**Instructions for the task**
Find each line containing the string "action" and return it.
··· Dataset ···
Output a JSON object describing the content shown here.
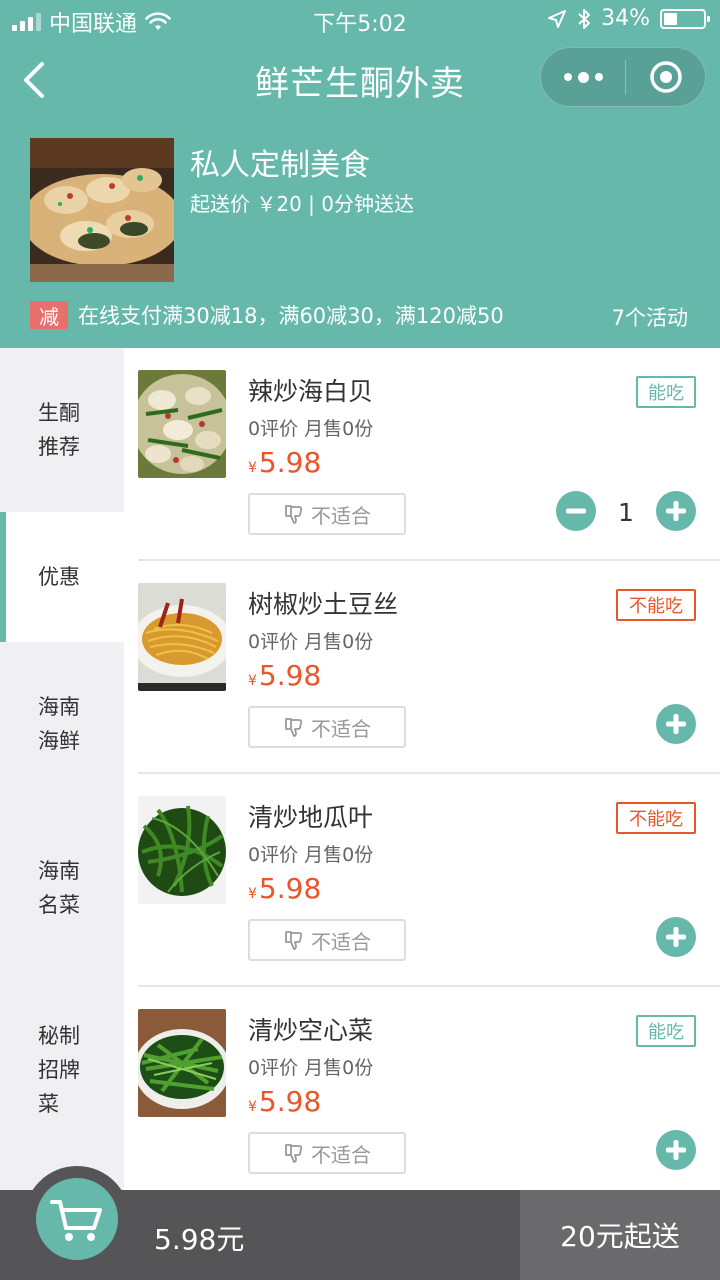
{
  "status_bar": {
    "carrier": "中国联通",
    "time": "下午5:02",
    "battery": "34%",
    "battery_level": 0.34
  },
  "nav": {
    "title": "鲜芒生酮外卖"
  },
  "shop": {
    "name": "私人定制美食",
    "info": "起送价 ￥20 | 0分钟送达",
    "promo_badge": "减",
    "promo_text": "在线支付满30减18，满60减30，满120减50",
    "promo_count": "7个活动"
  },
  "sidebar": {
    "items": [
      {
        "label": "生酮\n推荐",
        "active": false
      },
      {
        "label": "优惠",
        "active": true
      },
      {
        "label": "海南\n海鲜",
        "active": false
      },
      {
        "label": "海南\n名菜",
        "active": false
      },
      {
        "label": "秘制\n招牌\n菜",
        "active": false
      }
    ]
  },
  "dishes": [
    {
      "name": "辣炒海白贝",
      "meta": "0评价 月售0份",
      "currency": "¥",
      "price": "5.98",
      "tag": "能吃",
      "unsuitable": "不适合",
      "quantity": "1"
    },
    {
      "name": "树椒炒土豆丝",
      "meta": "0评价 月售0份",
      "currency": "¥",
      "price": "5.98",
      "tag": "不能吃",
      "unsuitable": "不适合"
    },
    {
      "name": "清炒地瓜叶",
      "meta": "0评价 月售0份",
      "currency": "¥",
      "price": "5.98",
      "tag": "不能吃",
      "unsuitable": "不适合"
    },
    {
      "name": "清炒空心菜",
      "meta": "0评价 月售0份",
      "currency": "¥",
      "price": "5.98",
      "tag": "能吃",
      "unsuitable": "不适合"
    }
  ],
  "cart": {
    "total": "5.98元",
    "checkout_label": "20元起送"
  },
  "colors": {
    "primary": "#66b8ab",
    "price": "#e8562a",
    "promo": "#e96f6c",
    "bottom_bar": "#555557"
  }
}
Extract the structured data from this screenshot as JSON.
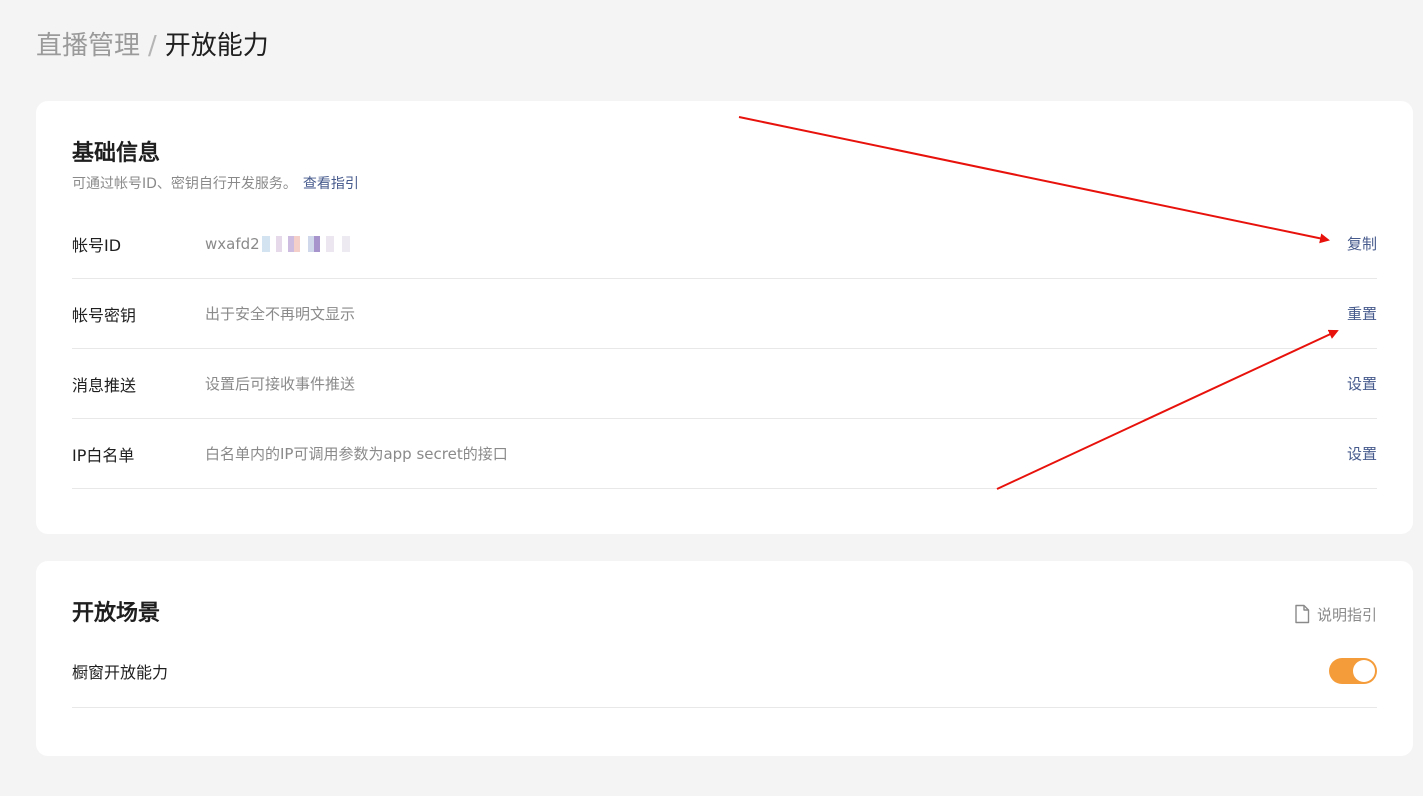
{
  "breadcrumb": {
    "parent": "直播管理",
    "separator": "/",
    "current": "开放能力"
  },
  "basic_info": {
    "title": "基础信息",
    "subtitle": "可通过帐号ID、密钥自行开发服务。",
    "guide_link": "查看指引",
    "rows": [
      {
        "label": "帐号ID",
        "value": "wxafd2",
        "action": "复制"
      },
      {
        "label": "帐号密钥",
        "value": "出于安全不再明文显示",
        "action": "重置"
      },
      {
        "label": "消息推送",
        "value": "设置后可接收事件推送",
        "action": "设置"
      },
      {
        "label": "IP白名单",
        "value": "白名单内的IP可调用参数为app secret的接口",
        "action": "设置"
      }
    ]
  },
  "open_scene": {
    "title": "开放场景",
    "guide_link": "说明指引",
    "guide_icon": "document-icon",
    "items": [
      {
        "label": "橱窗开放能力",
        "enabled": true
      }
    ]
  },
  "colors": {
    "accent_link": "#465a8c",
    "toggle_on": "#f59c3a",
    "annotation_arrow": "#e8120c"
  }
}
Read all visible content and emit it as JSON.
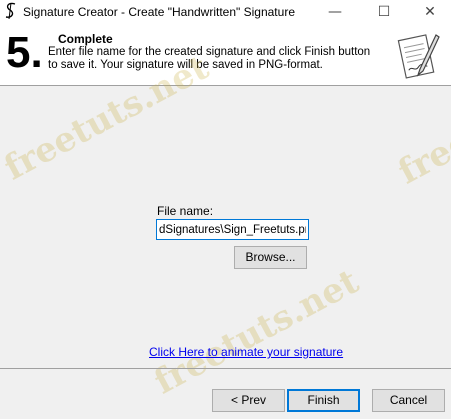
{
  "window": {
    "title": "Signature Creator - Create \"Handwritten\" Signature",
    "icon": "signature-s-icon",
    "controls": {
      "minimize": "—",
      "maximize": "☐",
      "close": "✕"
    }
  },
  "header": {
    "step_number": "5.",
    "step_title": "Complete",
    "description": "Enter file name for the created signature and click Finish button to save it. Your signature will be saved in PNG-format.",
    "image_icon": "document-pen-icon"
  },
  "form": {
    "file_label": "File name:",
    "file_value": "dSignatures\\Sign_Freetuts.png",
    "browse_label": "Browse..."
  },
  "link": {
    "animate_label": "Click Here to animate your signature"
  },
  "footer": {
    "prev_label": "< Prev",
    "finish_label": "Finish",
    "cancel_label": "Cancel"
  },
  "watermark": {
    "text": "freetuts.net",
    "color": "#c8af46"
  },
  "colors": {
    "focus": "#0078d7",
    "link": "#0000ee",
    "dialog_bg": "#f0f0f0"
  }
}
···
**Response**
        "action": "复制"
        "action": "重置"
        "action": "设置"
        "action": "设置"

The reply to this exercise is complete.